◆ Aim
Pictures do not belong in the copy; transcribe everything else in the records exactly.

◆ Supplied information
§ §

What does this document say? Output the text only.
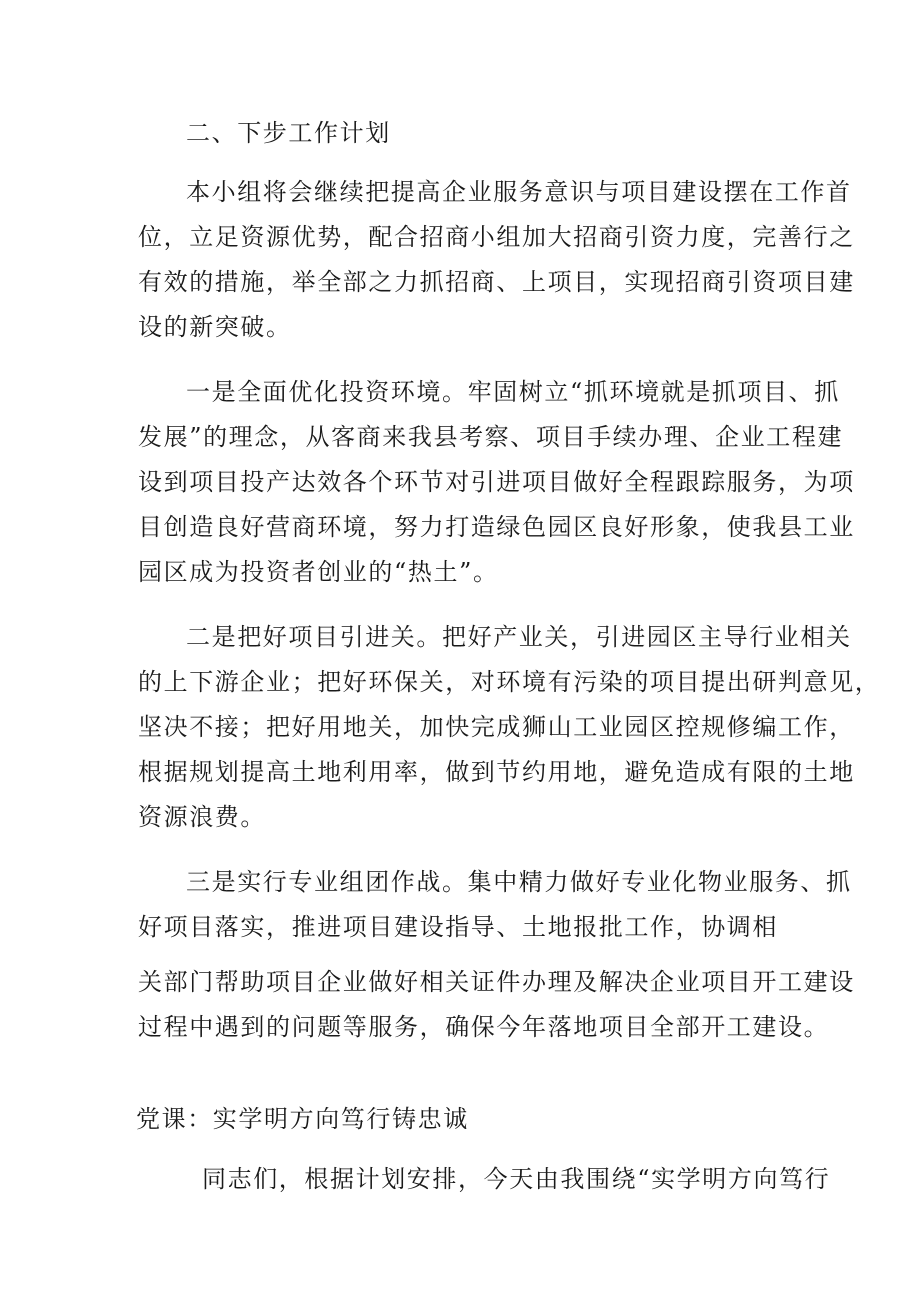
二、下步工作计划
本小组将会继续把提高企业服务意识与项目建设摆在工作首
位，立足资源优势，配合招商小组加大招商引资力度，完善行之
有效的措施，举全部之力抓招商、上项目，实现招商引资项目建
设的新突破。
一是全面优化投资环境。牢固树立“抓环境就是抓项目、抓
发展”的理念，从客商来我县考察、项目手续办理、企业工程建
设到项目投产达效各个环节对引进项目做好全程跟踪服务，为项
目创造良好营商环境，努力打造绿色园区良好形象，使我县工业
园区成为投资者创业的“热土”。
二是把好项目引进关。把好产业关，引进园区主导行业相关
的上下游企业；把好环保关，对环境有污染的项目提出研判意见，
坚决不接；把好用地关，加快完成狮山工业园区控规修编工作，
根据规划提高土地利用率，做到节约用地，避免造成有限的土地
资源浪费。
三是实行专业组团作战。集中精力做好专业化物业服务、抓
好项目落实，推进项目建设指导、土地报批工作，协调相
关部门帮助项目企业做好相关证件办理及解决企业项目开工建设
过程中遇到的问题等服务，确保今年落地项目全部开工建设。
党课：实学明方向笃行铸忠诚
同志们，根据计划安排，今天由我围绕“实学明方向笃行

§ §

◆ The answer
What does this document say? Output the text only.
二、下步工作计划
本小组将会继续把提高企业服务意识与项目建设摆在工作首
位，立足资源优势，配合招商小组加大招商引资力度，完善行之
有效的措施，举全部之力抓招商、上项目，实现招商引资项目建
设的新突破。
一是全面优化投资环境。牢固树立“抓环境就是抓项目、抓
发展”的理念，从客商来我县考察、项目手续办理、企业工程建
设到项目投产达效各个环节对引进项目做好全程跟踪服务，为项
目创造良好营商环境，努力打造绿色园区良好形象，使我县工业
园区成为投资者创业的“热土”。
二是把好项目引进关。把好产业关，引进园区主导行业相关
的上下游企业；把好环保关，对环境有污染的项目提出研判意见，
坚决不接；把好用地关，加快完成狮山工业园区控规修编工作，
根据规划提高土地利用率，做到节约用地，避免造成有限的土地
资源浪费。
三是实行专业组团作战。集中精力做好专业化物业服务、抓
好项目落实，推进项目建设指导、土地报批工作，协调相
关部门帮助项目企业做好相关证件办理及解决企业项目开工建设
过程中遇到的问题等服务，确保今年落地项目全部开工建设。
党课：实学明方向笃行铸忠诚
同志们，根据计划安排，今天由我围绕“实学明方向笃行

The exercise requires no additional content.